__The task__. Can you write out the whole listing exactly?

====== Extracted data

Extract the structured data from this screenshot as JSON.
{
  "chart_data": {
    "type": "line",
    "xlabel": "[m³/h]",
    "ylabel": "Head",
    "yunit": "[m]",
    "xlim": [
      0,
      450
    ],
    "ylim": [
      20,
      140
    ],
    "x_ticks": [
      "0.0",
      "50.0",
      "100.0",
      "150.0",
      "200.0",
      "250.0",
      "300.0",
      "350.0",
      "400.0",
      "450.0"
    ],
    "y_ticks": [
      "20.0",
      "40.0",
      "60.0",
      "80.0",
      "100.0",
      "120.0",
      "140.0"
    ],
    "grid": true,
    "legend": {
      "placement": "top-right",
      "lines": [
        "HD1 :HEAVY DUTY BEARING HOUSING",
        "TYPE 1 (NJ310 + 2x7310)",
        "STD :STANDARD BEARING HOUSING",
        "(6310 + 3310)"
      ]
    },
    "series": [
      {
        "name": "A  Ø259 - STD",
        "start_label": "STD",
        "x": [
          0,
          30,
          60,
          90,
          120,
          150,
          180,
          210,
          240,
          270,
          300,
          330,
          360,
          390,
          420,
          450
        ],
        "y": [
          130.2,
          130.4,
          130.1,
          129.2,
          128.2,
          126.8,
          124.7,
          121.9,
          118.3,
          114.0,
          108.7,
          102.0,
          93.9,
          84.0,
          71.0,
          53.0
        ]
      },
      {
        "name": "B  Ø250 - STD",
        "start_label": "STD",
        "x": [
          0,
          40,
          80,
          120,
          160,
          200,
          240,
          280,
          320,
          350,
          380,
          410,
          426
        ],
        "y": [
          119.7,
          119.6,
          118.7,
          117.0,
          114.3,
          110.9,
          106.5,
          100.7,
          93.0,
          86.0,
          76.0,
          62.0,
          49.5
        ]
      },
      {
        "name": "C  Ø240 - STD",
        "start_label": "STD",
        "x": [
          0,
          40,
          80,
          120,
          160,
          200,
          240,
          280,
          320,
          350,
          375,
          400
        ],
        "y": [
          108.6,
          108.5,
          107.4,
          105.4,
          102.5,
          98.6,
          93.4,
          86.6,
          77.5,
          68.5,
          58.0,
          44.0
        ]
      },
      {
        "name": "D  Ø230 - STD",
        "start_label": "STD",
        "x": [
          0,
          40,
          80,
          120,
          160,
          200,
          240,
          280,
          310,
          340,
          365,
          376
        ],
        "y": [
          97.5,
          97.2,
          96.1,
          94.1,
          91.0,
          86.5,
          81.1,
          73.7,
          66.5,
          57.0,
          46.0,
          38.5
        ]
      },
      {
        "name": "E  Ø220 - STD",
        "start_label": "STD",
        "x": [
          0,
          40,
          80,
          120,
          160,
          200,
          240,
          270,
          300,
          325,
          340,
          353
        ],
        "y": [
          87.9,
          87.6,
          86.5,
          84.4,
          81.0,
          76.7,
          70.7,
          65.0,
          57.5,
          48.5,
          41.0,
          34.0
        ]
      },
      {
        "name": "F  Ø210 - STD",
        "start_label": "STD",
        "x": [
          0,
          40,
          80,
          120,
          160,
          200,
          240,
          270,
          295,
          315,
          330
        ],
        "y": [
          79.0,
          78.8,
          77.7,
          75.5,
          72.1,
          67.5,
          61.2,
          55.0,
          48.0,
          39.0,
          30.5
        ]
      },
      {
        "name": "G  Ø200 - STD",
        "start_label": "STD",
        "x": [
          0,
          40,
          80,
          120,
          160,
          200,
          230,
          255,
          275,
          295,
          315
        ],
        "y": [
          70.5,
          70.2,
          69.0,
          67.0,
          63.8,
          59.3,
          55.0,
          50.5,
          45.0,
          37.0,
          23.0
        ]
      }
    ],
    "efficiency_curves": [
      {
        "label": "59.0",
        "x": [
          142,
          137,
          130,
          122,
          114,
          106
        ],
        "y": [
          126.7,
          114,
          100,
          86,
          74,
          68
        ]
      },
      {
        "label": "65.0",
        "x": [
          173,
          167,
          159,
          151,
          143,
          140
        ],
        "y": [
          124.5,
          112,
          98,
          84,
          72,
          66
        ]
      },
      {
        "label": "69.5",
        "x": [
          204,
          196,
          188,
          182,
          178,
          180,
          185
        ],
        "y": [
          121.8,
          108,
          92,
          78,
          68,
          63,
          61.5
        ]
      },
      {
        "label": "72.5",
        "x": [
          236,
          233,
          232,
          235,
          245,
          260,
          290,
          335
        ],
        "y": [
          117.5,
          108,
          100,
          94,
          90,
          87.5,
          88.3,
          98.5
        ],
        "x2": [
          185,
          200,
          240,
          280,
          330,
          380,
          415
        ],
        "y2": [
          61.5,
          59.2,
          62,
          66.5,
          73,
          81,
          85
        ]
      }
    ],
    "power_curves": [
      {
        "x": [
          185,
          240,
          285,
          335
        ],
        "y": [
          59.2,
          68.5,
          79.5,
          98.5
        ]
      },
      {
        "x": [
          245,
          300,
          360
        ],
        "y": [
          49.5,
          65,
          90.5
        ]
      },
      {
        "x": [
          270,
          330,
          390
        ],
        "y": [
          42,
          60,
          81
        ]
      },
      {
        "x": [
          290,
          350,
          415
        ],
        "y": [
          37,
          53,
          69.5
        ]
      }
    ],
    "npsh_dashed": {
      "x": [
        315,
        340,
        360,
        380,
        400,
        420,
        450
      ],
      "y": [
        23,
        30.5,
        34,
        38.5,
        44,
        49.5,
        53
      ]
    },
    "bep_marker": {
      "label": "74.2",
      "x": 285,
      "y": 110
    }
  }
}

============

__Response to the task__.
Extract the structured data from this screenshot as JSON.
{
  "chart_data": {
    "type": "line",
    "xlabel": "[m³/h]",
    "ylabel": "Head",
    "yunit": "[m]",
    "xlim": [
      0,
      450
    ],
    "ylim": [
      20,
      140
    ],
    "x_ticks": [
      "0.0",
      "50.0",
      "100.0",
      "150.0",
      "200.0",
      "250.0",
      "300.0",
      "350.0",
      "400.0",
      "450.0"
    ],
    "y_ticks": [
      "20.0",
      "40.0",
      "60.0",
      "80.0",
      "100.0",
      "120.0",
      "140.0"
    ],
    "grid": true,
    "legend": {
      "placement": "top-right",
      "lines": [
        "HD1 :HEAVY DUTY BEARING HOUSING",
        "TYPE 1 (NJ310 + 2x7310)",
        "STD :STANDARD BEARING HOUSING",
        "(6310 + 3310)"
      ]
    },
    "series": [
      {
        "name": "A  Ø259 - STD",
        "start_label": "STD",
        "x": [
          0,
          30,
          60,
          90,
          120,
          150,
          180,
          210,
          240,
          270,
          300,
          330,
          360,
          390,
          420,
          450
        ],
        "y": [
          130.2,
          130.4,
          130.1,
          129.2,
          128.2,
          126.8,
          124.7,
          121.9,
          118.3,
          114.0,
          108.7,
          102.0,
          93.9,
          84.0,
          71.0,
          53.0
        ]
      },
      {
        "name": "B  Ø250 - STD",
        "start_label": "STD",
        "x": [
          0,
          40,
          80,
          120,
          160,
          200,
          240,
          280,
          320,
          350,
          380,
          410,
          426
        ],
        "y": [
          119.7,
          119.6,
          118.7,
          117.0,
          114.3,
          110.9,
          106.5,
          100.7,
          93.0,
          86.0,
          76.0,
          62.0,
          49.5
        ]
      },
      {
        "name": "C  Ø240 - STD",
        "start_label": "STD",
        "x": [
          0,
          40,
          80,
          120,
          160,
          200,
          240,
          280,
          320,
          350,
          375,
          400
        ],
        "y": [
          108.6,
          108.5,
          107.4,
          105.4,
          102.5,
          98.6,
          93.4,
          86.6,
          77.5,
          68.5,
          58.0,
          44.0
        ]
      },
      {
        "name": "D  Ø230 - STD",
        "start_label": "STD",
        "x": [
          0,
          40,
          80,
          120,
          160,
          200,
          240,
          280,
          310,
          340,
          365,
          376
        ],
        "y": [
          97.5,
          97.2,
          96.1,
          94.1,
          91.0,
          86.5,
          81.1,
          73.7,
          66.5,
          57.0,
          46.0,
          38.5
        ]
      },
      {
        "name": "E  Ø220 - STD",
        "start_label": "STD",
        "x": [
          0,
          40,
          80,
          120,
          160,
          200,
          240,
          270,
          300,
          325,
          340,
          353
        ],
        "y": [
          87.9,
          87.6,
          86.5,
          84.4,
          81.0,
          76.7,
          70.7,
          65.0,
          57.5,
          48.5,
          41.0,
          34.0
        ]
      },
      {
        "name": "F  Ø210 - STD",
        "start_label": "STD",
        "x": [
          0,
          40,
          80,
          120,
          160,
          200,
          240,
          270,
          295,
          315,
          330
        ],
        "y": [
          79.0,
          78.8,
          77.7,
          75.5,
          72.1,
          67.5,
          61.2,
          55.0,
          48.0,
          39.0,
          30.5
        ]
      },
      {
        "name": "G  Ø200 - STD",
        "start_label": "STD",
        "x": [
          0,
          40,
          80,
          120,
          160,
          200,
          230,
          255,
          275,
          295,
          315
        ],
        "y": [
          70.5,
          70.2,
          69.0,
          67.0,
          63.8,
          59.3,
          55.0,
          50.5,
          45.0,
          37.0,
          23.0
        ]
      }
    ],
    "efficiency_curves": [
      {
        "label": "59.0",
        "x": [
          142,
          137,
          130,
          122,
          114,
          106
        ],
        "y": [
          126.7,
          114,
          100,
          86,
          74,
          68
        ]
      },
      {
        "label": "65.0",
        "x": [
          173,
          167,
          159,
          151,
          143,
          140
        ],
        "y": [
          124.5,
          112,
          98,
          84,
          72,
          66
        ]
      },
      {
        "label": "69.5",
        "x": [
          204,
          196,
          188,
          182,
          178,
          180,
          185
        ],
        "y": [
          121.8,
          108,
          92,
          78,
          68,
          63,
          61.5
        ]
      },
      {
        "label": "72.5",
        "x": [
          236,
          233,
          232,
          235,
          245,
          260,
          290,
          335
        ],
        "y": [
          117.5,
          108,
          100,
          94,
          90,
          87.5,
          88.3,
          98.5
        ],
        "x2": [
          185,
          200,
          240,
          280,
          330,
          380,
          415
        ],
        "y2": [
          61.5,
          59.2,
          62,
          66.5,
          73,
          81,
          85
        ]
      }
    ],
    "power_curves": [
      {
        "x": [
          185,
          240,
          285,
          335
        ],
        "y": [
          59.2,
          68.5,
          79.5,
          98.5
        ]
      },
      {
        "x": [
          245,
          300,
          360
        ],
        "y": [
          49.5,
          65,
          90.5
        ]
      },
      {
        "x": [
          270,
          330,
          390
        ],
        "y": [
          42,
          60,
          81
        ]
      },
      {
        "x": [
          290,
          350,
          415
        ],
        "y": [
          37,
          53,
          69.5
        ]
      }
    ],
    "npsh_dashed": {
      "x": [
        315,
        340,
        360,
        380,
        400,
        420,
        450
      ],
      "y": [
        23,
        30.5,
        34,
        38.5,
        44,
        49.5,
        53
      ]
    },
    "bep_marker": {
      "label": "74.2",
      "x": 285,
      "y": 110
    }
  }
}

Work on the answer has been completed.